* begin *

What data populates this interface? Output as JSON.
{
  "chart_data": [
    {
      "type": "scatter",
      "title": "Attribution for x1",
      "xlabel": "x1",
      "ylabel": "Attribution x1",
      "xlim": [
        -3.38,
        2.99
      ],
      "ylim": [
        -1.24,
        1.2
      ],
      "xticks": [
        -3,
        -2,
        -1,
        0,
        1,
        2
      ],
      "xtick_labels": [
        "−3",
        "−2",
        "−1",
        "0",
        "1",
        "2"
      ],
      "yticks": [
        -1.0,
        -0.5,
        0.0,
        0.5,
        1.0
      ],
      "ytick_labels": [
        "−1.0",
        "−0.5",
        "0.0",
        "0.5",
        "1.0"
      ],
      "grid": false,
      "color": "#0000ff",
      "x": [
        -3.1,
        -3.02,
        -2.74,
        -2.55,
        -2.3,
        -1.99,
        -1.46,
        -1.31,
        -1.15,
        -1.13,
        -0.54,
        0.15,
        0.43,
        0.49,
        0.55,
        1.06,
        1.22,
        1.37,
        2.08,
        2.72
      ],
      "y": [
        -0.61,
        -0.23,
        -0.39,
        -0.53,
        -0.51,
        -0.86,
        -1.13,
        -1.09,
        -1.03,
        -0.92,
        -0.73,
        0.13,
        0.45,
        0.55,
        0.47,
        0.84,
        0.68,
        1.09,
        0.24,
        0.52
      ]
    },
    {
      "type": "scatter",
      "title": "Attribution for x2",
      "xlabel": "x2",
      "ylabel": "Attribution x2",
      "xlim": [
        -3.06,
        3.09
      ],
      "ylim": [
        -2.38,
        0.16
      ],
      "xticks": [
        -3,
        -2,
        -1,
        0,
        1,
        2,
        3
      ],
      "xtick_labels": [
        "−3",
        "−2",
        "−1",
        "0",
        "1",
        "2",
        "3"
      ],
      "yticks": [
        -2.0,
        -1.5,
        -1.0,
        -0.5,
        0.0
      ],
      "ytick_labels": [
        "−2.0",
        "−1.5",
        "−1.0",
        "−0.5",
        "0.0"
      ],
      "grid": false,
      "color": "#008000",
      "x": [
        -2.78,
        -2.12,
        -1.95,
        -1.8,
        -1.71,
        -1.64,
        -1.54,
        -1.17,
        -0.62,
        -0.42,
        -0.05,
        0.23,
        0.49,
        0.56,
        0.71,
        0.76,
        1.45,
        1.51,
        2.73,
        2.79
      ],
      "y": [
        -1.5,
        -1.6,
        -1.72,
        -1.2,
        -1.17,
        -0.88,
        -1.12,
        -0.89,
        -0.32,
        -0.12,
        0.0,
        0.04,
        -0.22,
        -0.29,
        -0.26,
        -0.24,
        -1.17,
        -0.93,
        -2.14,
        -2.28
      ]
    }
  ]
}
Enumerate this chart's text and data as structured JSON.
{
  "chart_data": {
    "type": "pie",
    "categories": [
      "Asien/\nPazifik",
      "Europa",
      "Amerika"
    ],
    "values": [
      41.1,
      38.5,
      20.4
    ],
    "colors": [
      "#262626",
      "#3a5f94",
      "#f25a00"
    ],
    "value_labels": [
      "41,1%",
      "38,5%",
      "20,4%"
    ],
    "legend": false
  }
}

* end *

## BRIEF
Quote all the records. Keep every word exact.

## FULL ANSWER
What data populates this interface? Output as JSON.
{
  "chart_data": [
    {
      "type": "scatter",
      "title": "Attribution for x1",
      "xlabel": "x1",
      "ylabel": "Attribution x1",
      "xlim": [
        -3.38,
        2.99
      ],
      "ylim": [
        -1.24,
        1.2
      ],
      "xticks": [
        -3,
        -2,
        -1,
        0,
        1,
        2
      ],
      "xtick_labels": [
        "−3",
        "−2",
        "−1",
        "0",
        "1",
        "2"
      ],
      "yticks": [
        -1.0,
        -0.5,
        0.0,
        0.5,
        1.0
      ],
      "ytick_labels": [
        "−1.0",
        "−0.5",
        "0.0",
        "0.5",
        "1.0"
      ],
      "grid": false,
      "color": "#0000ff",
      "x": [
        -3.1,
        -3.02,
        -2.74,
        -2.55,
        -2.3,
        -1.99,
        -1.46,
        -1.31,
        -1.15,
        -1.13,
        -0.54,
        0.15,
        0.43,
        0.49,
        0.55,
        1.06,
        1.22,
        1.37,
        2.08,
        2.72
      ],
      "y": [
        -0.61,
        -0.23,
        -0.39,
        -0.53,
        -0.51,
        -0.86,
        -1.13,
        -1.09,
        -1.03,
        -0.92,
        -0.73,
        0.13,
        0.45,
        0.55,
        0.47,
        0.84,
        0.68,
        1.09,
        0.24,
        0.52
      ]
    },
    {
      "type": "scatter",
      "title": "Attribution for x2",
      "xlabel": "x2",
      "ylabel": "Attribution x2",
      "xlim": [
        -3.06,
        3.09
      ],
      "ylim": [
        -2.38,
        0.16
      ],
      "xticks": [
        -3,
        -2,
        -1,
        0,
        1,
        2,
        3
      ],
      "xtick_labels": [
        "−3",
        "−2",
        "−1",
        "0",
        "1",
        "2",
        "3"
      ],
      "yticks": [
        -2.0,
        -1.5,
        -1.0,
        -0.5,
        0.0
      ],
      "ytick_labels": [
        "−2.0",
        "−1.5",
        "−1.0",
        "−0.5",
        "0.0"
      ],
      "grid": false,
      "color": "#008000",
      "x": [
        -2.78,
        -2.12,
        -1.95,
        -1.8,
        -1.71,
        -1.64,
        -1.54,
        -1.17,
        -0.62,
        -0.42,
        -0.05,
        0.23,
        0.49,
        0.56,
        0.71,
        0.76,
        1.45,
        1.51,
        2.73,
        2.79
      ],
      "y": [
        -1.5,
        -1.6,
        -1.72,
        -1.2,
        -1.17,
        -0.88,
        -1.12,
        -0.89,
        -0.32,
        -0.12,
        0.0,
        0.04,
        -0.22,
        -0.29,
        -0.26,
        -0.24,
        -1.17,
        -0.93,
        -2.14,
        -2.28
      ]
    }
  ]
}
Enumerate this chart's text and data as structured JSON.
{
  "chart_data": {
    "type": "pie",
    "categories": [
      "Asien/\nPazifik",
      "Europa",
      "Amerika"
    ],
    "values": [
      41.1,
      38.5,
      20.4
    ],
    "colors": [
      "#262626",
      "#3a5f94",
      "#f25a00"
    ],
    "value_labels": [
      "41,1%",
      "38,5%",
      "20,4%"
    ],
    "legend": false
  }
}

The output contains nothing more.